REQUIRED TASK: Work through the entries below and report how many lines include "instanceof". The number alone is the answer.

========================================================================

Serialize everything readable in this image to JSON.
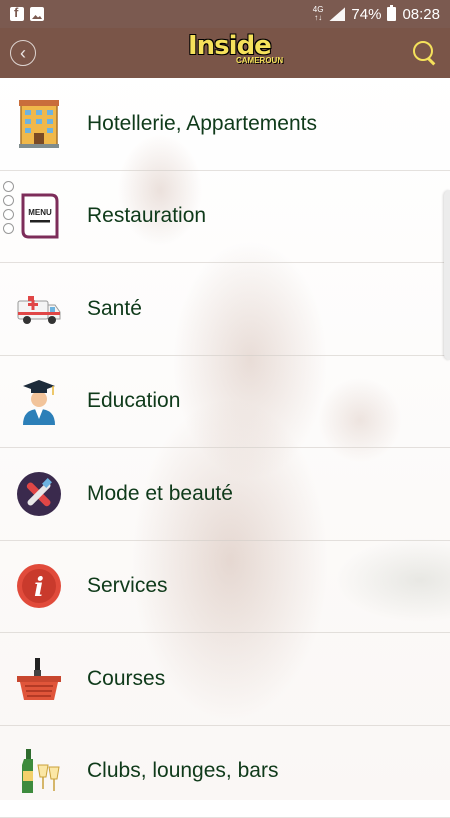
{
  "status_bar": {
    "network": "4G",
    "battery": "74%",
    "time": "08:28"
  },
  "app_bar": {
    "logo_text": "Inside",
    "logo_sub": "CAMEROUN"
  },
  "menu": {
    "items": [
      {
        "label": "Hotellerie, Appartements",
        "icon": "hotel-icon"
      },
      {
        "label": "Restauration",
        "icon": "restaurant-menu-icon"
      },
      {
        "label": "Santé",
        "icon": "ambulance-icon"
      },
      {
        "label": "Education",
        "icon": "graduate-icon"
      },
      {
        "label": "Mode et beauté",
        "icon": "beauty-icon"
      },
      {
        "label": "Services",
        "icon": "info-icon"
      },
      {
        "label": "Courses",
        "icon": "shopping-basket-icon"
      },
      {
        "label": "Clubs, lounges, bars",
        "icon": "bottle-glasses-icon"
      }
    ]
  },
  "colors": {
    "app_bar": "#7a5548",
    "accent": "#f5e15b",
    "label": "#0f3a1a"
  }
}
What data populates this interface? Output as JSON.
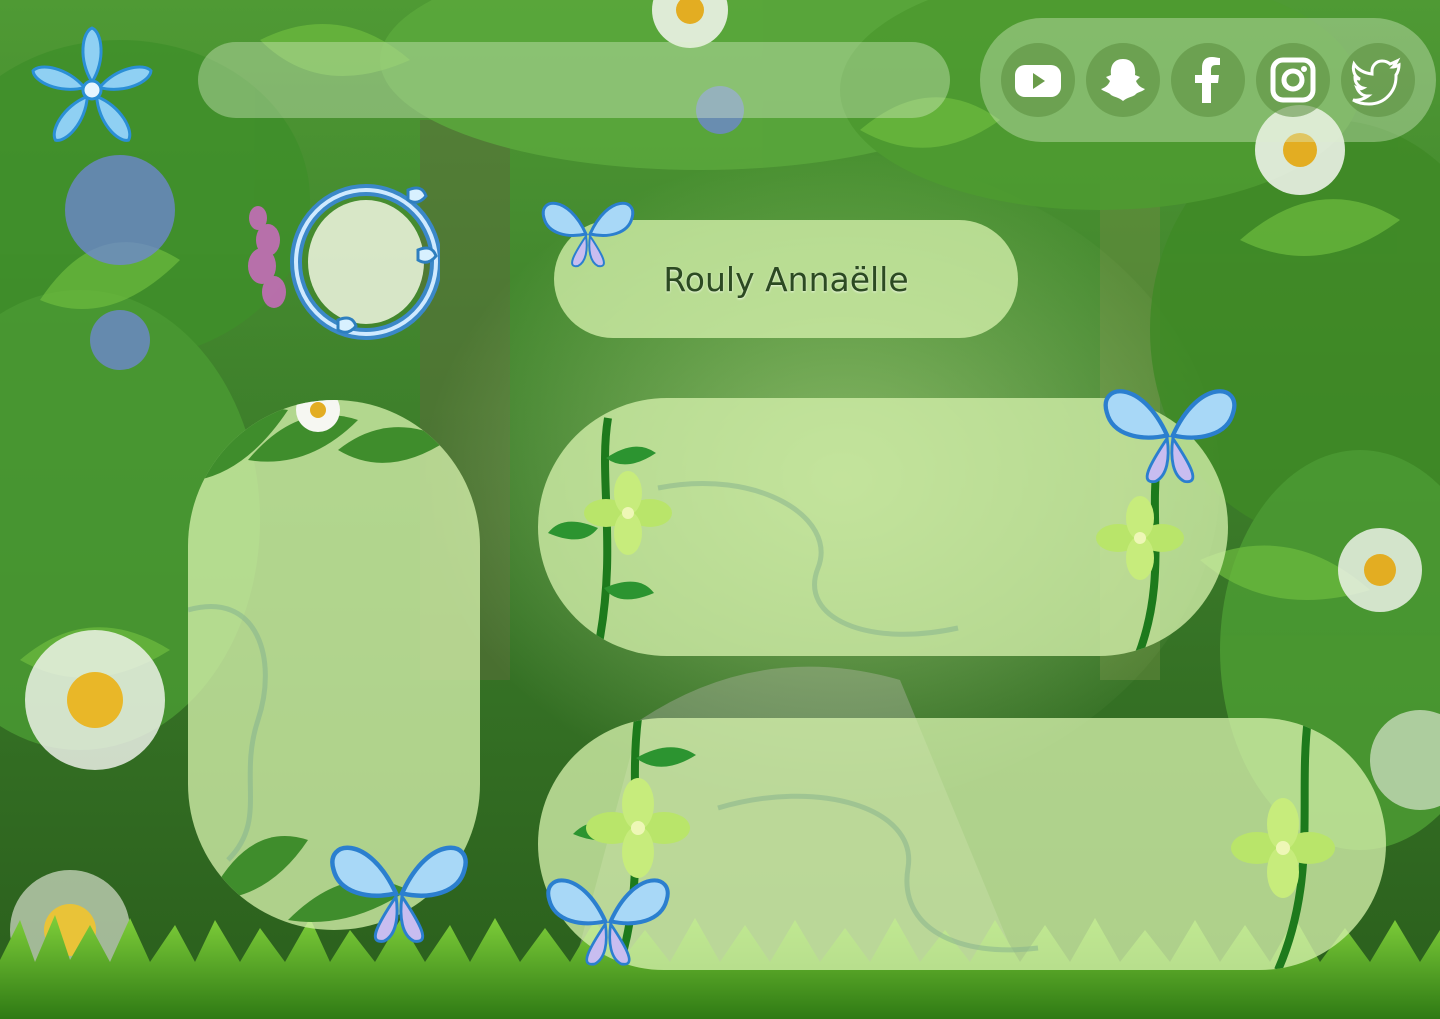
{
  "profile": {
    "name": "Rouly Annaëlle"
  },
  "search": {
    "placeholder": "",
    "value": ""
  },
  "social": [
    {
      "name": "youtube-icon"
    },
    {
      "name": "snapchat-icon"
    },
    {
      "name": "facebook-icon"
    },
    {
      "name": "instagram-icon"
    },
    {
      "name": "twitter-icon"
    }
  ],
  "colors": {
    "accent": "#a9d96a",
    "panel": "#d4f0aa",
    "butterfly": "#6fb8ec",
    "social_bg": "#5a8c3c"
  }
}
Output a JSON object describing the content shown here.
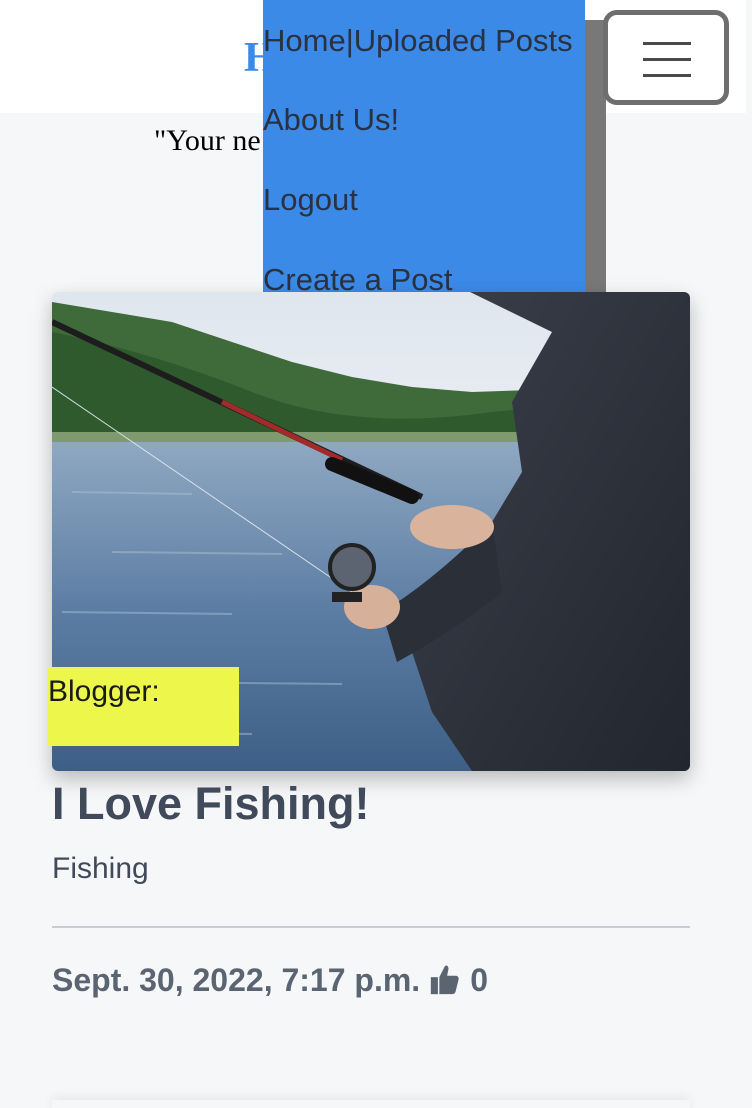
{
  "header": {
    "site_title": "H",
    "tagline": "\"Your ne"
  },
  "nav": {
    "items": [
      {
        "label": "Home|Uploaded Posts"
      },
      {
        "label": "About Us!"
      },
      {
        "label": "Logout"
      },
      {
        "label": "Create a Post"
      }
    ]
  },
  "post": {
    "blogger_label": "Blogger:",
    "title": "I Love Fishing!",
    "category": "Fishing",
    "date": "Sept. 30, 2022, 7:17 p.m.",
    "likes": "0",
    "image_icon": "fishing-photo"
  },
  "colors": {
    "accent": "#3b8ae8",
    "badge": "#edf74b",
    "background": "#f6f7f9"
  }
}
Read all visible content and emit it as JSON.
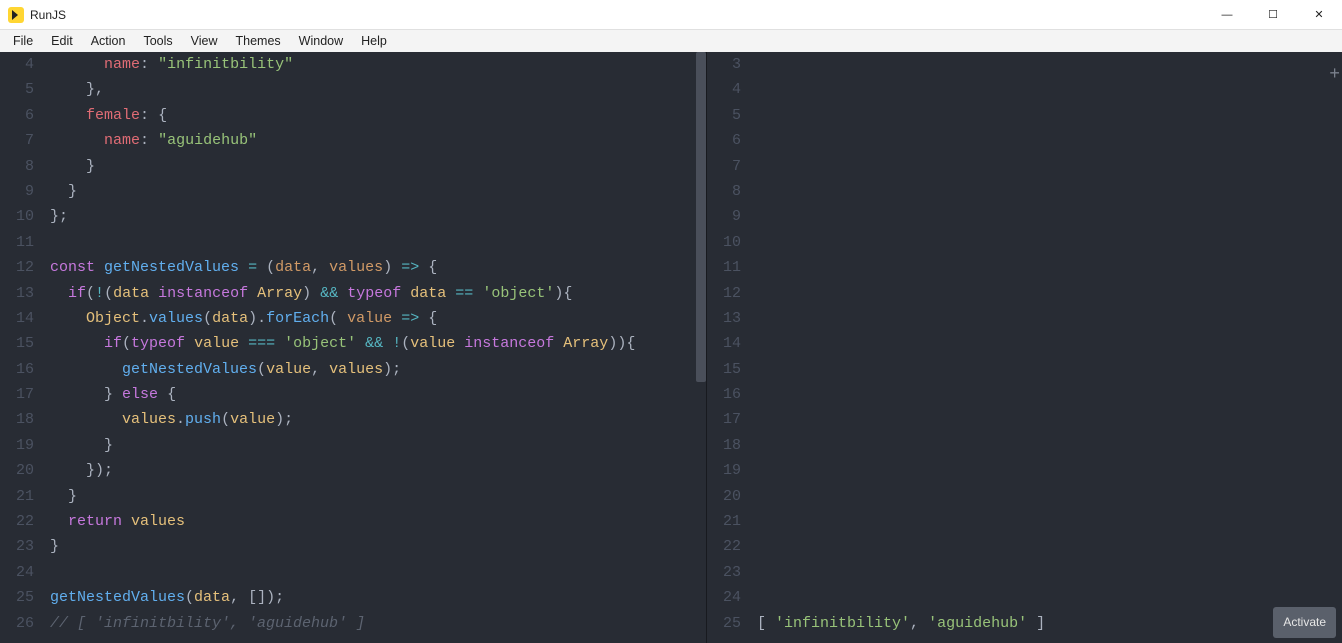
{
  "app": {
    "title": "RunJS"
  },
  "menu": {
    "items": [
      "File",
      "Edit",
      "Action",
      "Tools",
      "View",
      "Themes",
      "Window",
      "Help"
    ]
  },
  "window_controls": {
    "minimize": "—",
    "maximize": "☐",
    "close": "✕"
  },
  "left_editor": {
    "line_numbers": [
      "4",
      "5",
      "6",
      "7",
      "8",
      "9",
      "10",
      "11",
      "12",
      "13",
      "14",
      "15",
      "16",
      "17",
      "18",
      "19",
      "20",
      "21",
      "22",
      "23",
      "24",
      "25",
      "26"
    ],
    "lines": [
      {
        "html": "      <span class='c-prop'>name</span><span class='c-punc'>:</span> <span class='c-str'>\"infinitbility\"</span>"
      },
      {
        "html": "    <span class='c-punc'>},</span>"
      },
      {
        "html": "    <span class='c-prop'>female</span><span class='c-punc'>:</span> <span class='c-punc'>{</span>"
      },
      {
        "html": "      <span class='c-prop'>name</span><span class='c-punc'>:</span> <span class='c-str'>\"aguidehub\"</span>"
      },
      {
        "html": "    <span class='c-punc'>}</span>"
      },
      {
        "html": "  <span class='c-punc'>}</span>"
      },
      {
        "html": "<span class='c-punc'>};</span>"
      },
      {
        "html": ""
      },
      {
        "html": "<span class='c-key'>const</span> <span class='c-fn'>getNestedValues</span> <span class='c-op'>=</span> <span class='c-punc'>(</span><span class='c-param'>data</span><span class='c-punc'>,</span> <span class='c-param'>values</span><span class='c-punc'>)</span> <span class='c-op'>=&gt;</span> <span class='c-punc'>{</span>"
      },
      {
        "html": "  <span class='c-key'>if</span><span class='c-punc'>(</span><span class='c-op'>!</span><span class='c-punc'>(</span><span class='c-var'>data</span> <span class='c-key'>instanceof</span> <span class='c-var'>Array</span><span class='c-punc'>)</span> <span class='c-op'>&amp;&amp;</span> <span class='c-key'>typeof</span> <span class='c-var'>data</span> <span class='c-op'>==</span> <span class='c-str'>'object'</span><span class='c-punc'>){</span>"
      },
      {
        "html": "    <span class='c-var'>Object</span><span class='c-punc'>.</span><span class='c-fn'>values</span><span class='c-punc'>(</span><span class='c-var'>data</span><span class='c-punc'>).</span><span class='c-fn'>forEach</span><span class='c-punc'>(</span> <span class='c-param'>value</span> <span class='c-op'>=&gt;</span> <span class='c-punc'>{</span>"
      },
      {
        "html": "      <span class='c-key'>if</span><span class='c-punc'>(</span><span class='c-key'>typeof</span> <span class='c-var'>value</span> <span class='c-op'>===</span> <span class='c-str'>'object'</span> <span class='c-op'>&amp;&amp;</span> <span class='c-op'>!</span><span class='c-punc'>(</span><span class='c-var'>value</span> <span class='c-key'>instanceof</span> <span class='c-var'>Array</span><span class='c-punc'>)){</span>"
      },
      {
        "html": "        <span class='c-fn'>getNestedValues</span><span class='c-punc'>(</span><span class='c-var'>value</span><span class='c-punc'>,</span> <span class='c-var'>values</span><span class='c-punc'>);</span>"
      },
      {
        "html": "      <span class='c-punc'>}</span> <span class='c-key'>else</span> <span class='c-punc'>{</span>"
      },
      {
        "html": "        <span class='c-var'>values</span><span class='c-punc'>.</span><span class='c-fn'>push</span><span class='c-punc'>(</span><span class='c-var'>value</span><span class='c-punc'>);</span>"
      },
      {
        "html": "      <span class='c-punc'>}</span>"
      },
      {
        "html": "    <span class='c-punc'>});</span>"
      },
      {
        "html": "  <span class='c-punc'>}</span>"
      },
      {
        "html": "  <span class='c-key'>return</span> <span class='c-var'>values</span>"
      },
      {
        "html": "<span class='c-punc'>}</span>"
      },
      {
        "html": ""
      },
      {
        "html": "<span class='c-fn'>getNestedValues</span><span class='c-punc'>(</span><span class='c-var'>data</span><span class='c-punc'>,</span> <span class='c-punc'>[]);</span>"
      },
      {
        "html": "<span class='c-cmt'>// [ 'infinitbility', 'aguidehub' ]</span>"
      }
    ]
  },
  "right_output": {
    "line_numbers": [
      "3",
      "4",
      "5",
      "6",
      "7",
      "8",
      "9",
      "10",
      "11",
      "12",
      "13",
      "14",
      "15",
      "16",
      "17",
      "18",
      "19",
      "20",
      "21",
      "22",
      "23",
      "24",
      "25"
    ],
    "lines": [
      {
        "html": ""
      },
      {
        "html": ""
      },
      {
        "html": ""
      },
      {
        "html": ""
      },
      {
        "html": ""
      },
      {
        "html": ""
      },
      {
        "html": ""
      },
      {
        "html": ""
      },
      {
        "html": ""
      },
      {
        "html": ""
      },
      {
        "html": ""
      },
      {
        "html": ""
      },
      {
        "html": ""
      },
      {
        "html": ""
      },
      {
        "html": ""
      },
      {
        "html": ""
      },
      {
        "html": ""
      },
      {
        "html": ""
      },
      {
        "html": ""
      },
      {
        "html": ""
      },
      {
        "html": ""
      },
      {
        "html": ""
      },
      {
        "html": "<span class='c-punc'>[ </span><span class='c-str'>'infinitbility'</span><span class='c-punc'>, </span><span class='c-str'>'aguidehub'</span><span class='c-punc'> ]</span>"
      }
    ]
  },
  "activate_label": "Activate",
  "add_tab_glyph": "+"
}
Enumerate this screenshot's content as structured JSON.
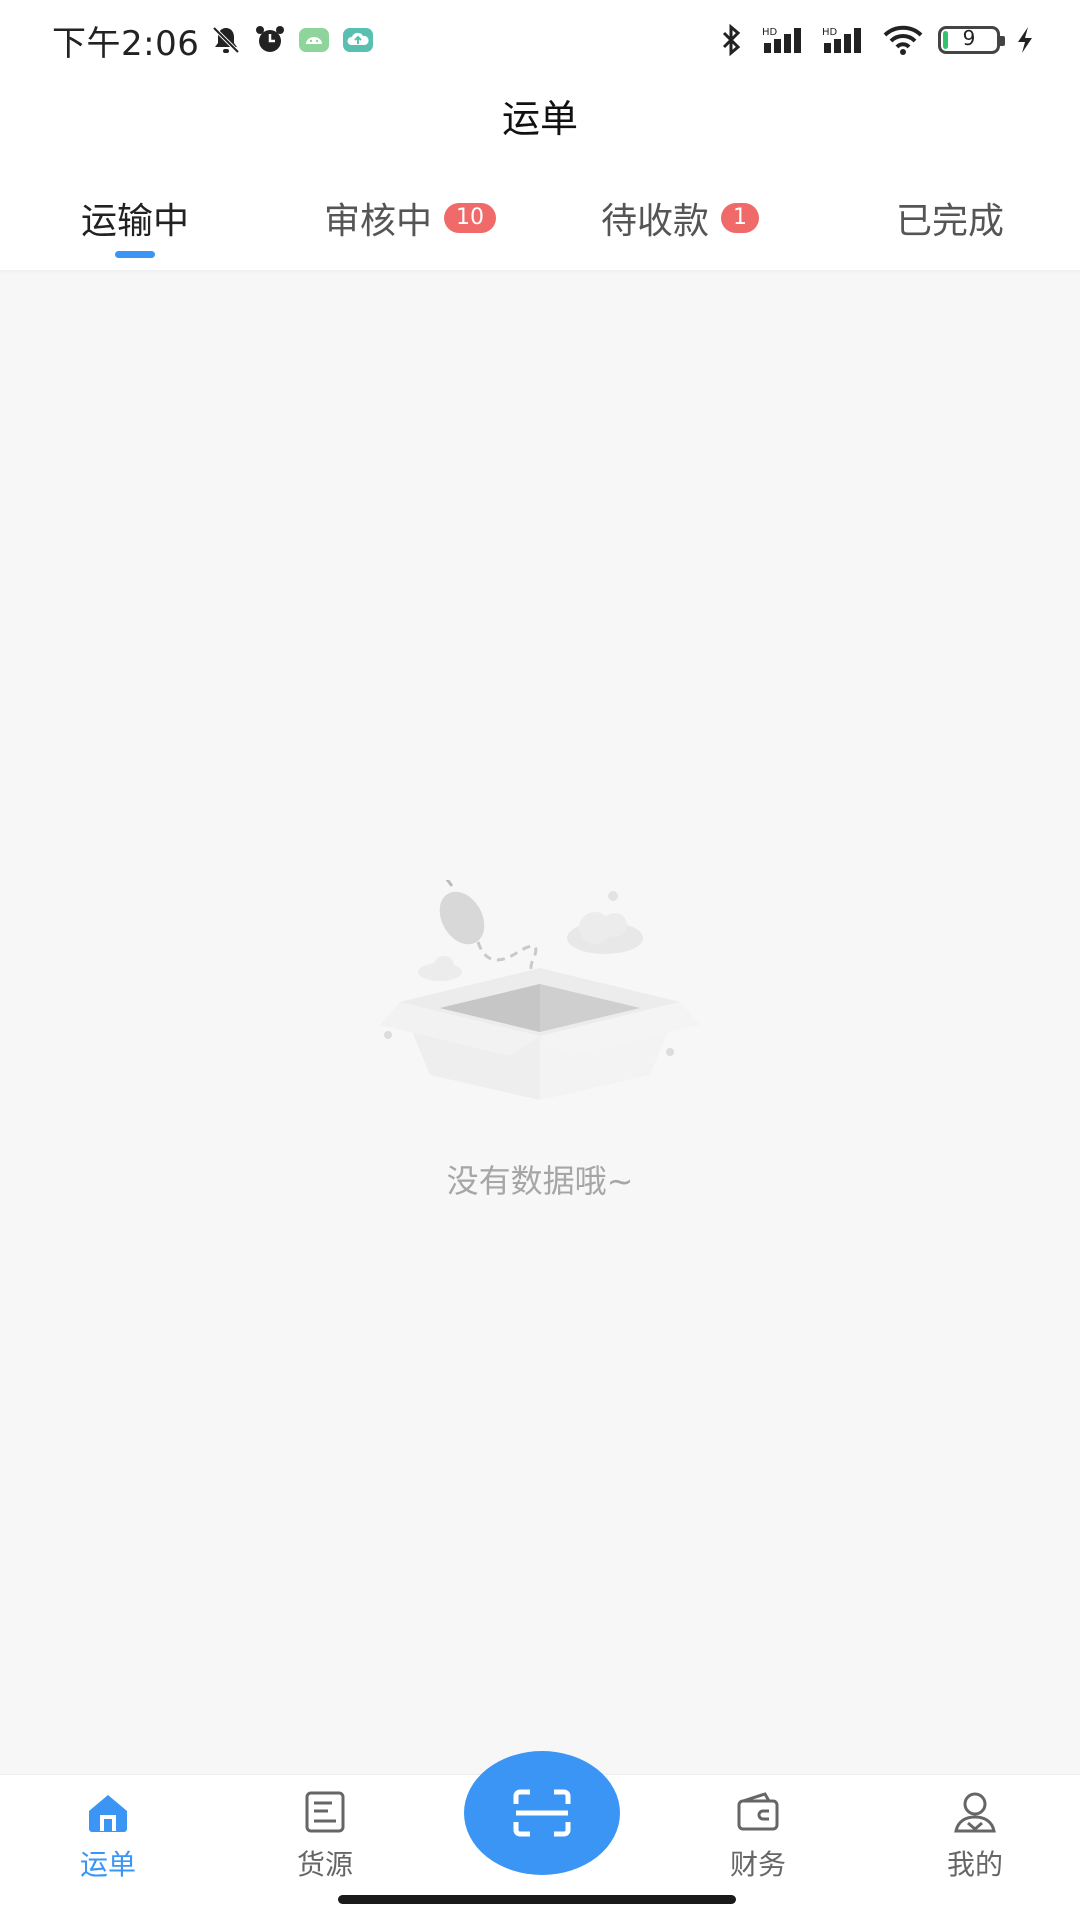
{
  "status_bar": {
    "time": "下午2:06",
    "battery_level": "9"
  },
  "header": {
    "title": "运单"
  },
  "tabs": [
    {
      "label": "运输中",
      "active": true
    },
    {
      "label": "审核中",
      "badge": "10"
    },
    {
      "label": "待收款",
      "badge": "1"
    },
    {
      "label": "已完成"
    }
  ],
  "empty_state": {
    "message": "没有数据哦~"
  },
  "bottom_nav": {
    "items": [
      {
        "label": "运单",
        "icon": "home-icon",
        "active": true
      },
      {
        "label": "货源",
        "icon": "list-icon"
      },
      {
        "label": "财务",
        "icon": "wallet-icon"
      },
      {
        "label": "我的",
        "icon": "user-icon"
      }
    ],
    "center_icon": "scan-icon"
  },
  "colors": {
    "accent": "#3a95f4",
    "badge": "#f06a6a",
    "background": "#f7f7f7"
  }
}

========================================================================

FINAL ANSWER: 2